━━ DATASET RECORDS ━━

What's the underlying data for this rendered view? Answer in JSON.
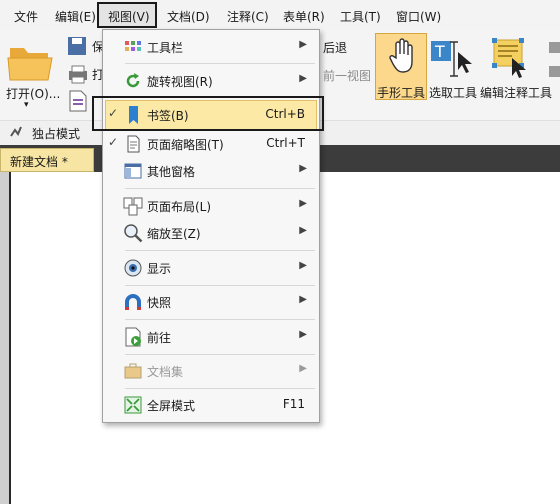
{
  "menubar": {
    "file": "文件",
    "edit": "编辑(E)",
    "view": "视图(V)",
    "document": "文档(D)",
    "comment": "注释(C)",
    "form": "表单(R)",
    "tools": "工具(T)",
    "window": "窗口(W)"
  },
  "toolbar": {
    "open": "打开(O)...",
    "back": "后退",
    "prev_view": "前一视图",
    "hand_tool": "手形工具",
    "select_tool": "选取工具",
    "edit_annotation_tool": "编辑注释工具",
    "partial_left": "保",
    "partial_left2": "打"
  },
  "mode_row": {
    "exclusive_mode": "独占模式"
  },
  "tabs": {
    "new_document": "新建文档 *"
  },
  "view_menu": {
    "items": [
      {
        "label": "工具栏",
        "shortcut": "",
        "submenu": true,
        "icon": "toolbar-grid-icon"
      },
      {
        "label": "旋转视图(R)",
        "shortcut": "",
        "submenu": true,
        "icon": "rotate-icon"
      },
      {
        "label": "书签(B)",
        "shortcut": "Ctrl+B",
        "submenu": false,
        "checked": true,
        "icon": "bookmark-icon"
      },
      {
        "label": "页面缩略图(T)",
        "shortcut": "Ctrl+T",
        "submenu": false,
        "checked": true,
        "icon": "page-thumbnail-icon"
      },
      {
        "label": "其他窗格",
        "shortcut": "",
        "submenu": true,
        "icon": "pane-icon"
      },
      {
        "label": "页面布局(L)",
        "shortcut": "",
        "submenu": true,
        "icon": "page-layout-icon"
      },
      {
        "label": "缩放至(Z)",
        "shortcut": "",
        "submenu": true,
        "icon": "zoom-icon"
      },
      {
        "label": "显示",
        "shortcut": "",
        "submenu": true,
        "icon": "eye-icon"
      },
      {
        "label": "快照",
        "shortcut": "",
        "submenu": true,
        "icon": "magnet-icon"
      },
      {
        "label": "前往",
        "shortcut": "",
        "submenu": true,
        "icon": "goto-icon"
      },
      {
        "label": "文档集",
        "shortcut": "",
        "submenu": true,
        "disabled": true,
        "icon": "briefcase-icon"
      },
      {
        "label": "全屏模式",
        "shortcut": "F11",
        "submenu": false,
        "icon": "fullscreen-icon"
      }
    ],
    "arrow": "▶",
    "check": "✓"
  },
  "colors": {
    "highlight": "#fde9a6",
    "hand_button": "#fbd88b",
    "tab_bar": "#3c3c3c"
  }
}
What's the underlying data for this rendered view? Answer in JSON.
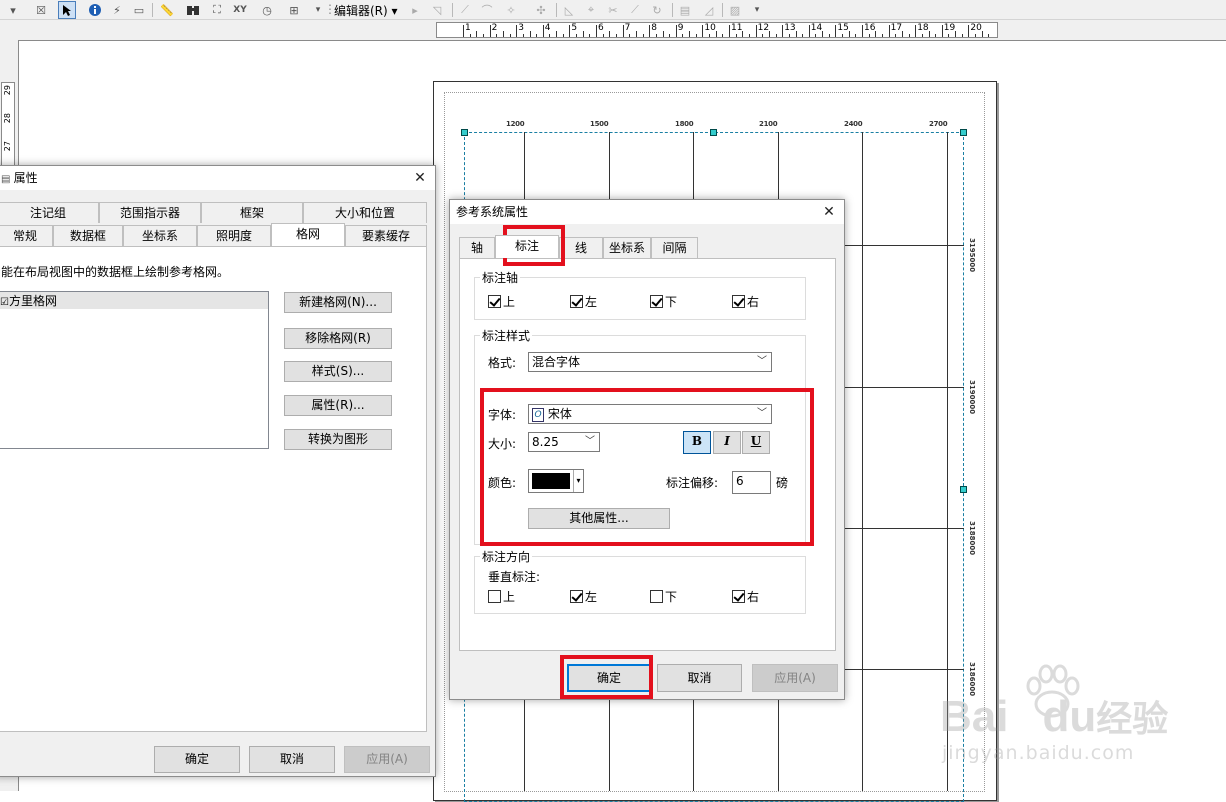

━━━

> **EXERCISE REQUIREMENTS**
Gather from the records above every line containing the string "page".

> **TASK RESPONSE**
        "icon": "page-thumbnail-icon"
        "icon": "page-layout-icon"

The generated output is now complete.